──────── Records shown ────────
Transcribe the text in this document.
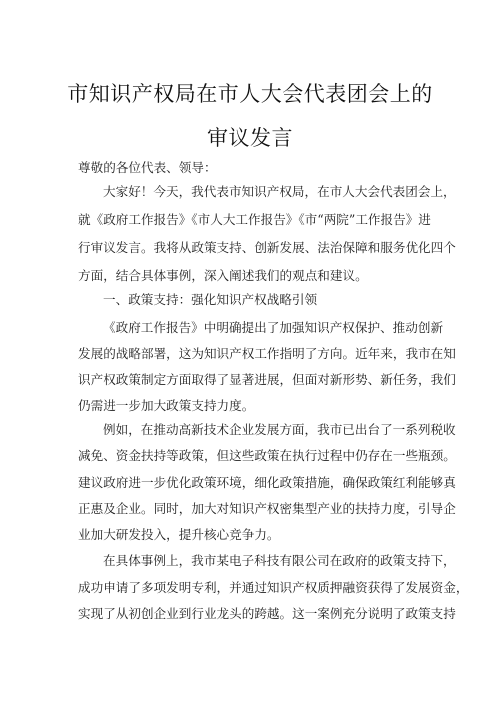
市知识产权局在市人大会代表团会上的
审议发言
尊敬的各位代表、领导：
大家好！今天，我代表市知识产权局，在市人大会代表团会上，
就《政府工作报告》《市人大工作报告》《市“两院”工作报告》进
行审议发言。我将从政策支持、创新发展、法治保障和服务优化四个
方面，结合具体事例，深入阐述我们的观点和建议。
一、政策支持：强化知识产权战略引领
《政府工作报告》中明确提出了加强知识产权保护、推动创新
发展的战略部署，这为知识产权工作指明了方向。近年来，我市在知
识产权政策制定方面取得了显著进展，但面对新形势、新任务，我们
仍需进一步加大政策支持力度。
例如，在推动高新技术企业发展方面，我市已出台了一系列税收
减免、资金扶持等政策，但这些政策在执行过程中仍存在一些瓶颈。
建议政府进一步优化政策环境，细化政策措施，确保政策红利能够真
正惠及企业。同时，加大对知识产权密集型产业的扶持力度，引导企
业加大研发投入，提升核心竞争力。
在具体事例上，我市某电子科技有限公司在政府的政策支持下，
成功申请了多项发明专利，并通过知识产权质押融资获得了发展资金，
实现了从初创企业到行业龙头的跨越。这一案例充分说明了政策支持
────────
──────── Records shown ────────
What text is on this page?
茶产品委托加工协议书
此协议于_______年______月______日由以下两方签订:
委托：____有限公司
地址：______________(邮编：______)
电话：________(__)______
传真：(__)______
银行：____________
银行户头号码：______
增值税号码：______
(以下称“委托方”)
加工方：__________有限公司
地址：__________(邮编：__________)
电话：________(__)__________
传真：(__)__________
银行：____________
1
────────
──────── Records shown ────────
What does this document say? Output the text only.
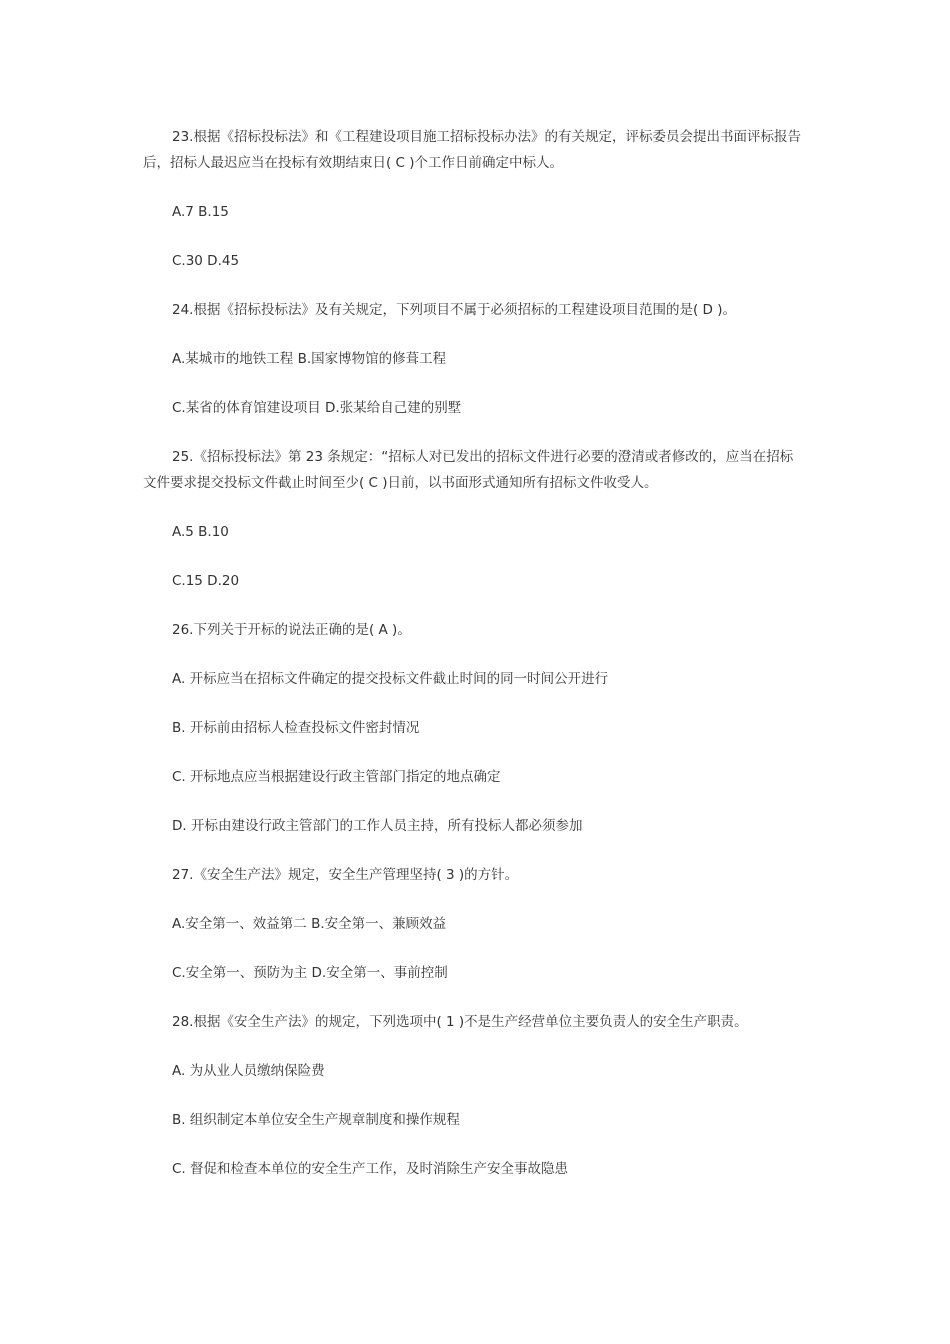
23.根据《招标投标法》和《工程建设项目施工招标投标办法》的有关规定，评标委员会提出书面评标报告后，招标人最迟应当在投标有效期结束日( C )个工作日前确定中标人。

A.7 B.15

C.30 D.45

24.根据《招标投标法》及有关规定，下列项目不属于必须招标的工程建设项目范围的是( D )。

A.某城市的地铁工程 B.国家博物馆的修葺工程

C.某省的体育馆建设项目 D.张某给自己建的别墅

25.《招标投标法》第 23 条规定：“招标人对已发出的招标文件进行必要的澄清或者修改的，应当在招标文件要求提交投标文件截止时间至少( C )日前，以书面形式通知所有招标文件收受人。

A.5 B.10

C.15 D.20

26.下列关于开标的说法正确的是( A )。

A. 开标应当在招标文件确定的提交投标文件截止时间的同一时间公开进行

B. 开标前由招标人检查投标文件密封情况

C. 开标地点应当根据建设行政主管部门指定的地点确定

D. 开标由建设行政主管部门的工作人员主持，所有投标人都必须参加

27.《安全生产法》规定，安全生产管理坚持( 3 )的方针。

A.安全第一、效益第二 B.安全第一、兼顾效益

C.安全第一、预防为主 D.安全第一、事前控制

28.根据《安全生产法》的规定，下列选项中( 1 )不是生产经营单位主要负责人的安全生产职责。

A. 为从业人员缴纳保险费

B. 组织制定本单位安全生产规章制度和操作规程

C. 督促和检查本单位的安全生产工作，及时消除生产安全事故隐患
────────
Task objective: Look through the data and gather every line with the string "What" in it.

In response:
What text is on this page?
What does this document say? Output the text only.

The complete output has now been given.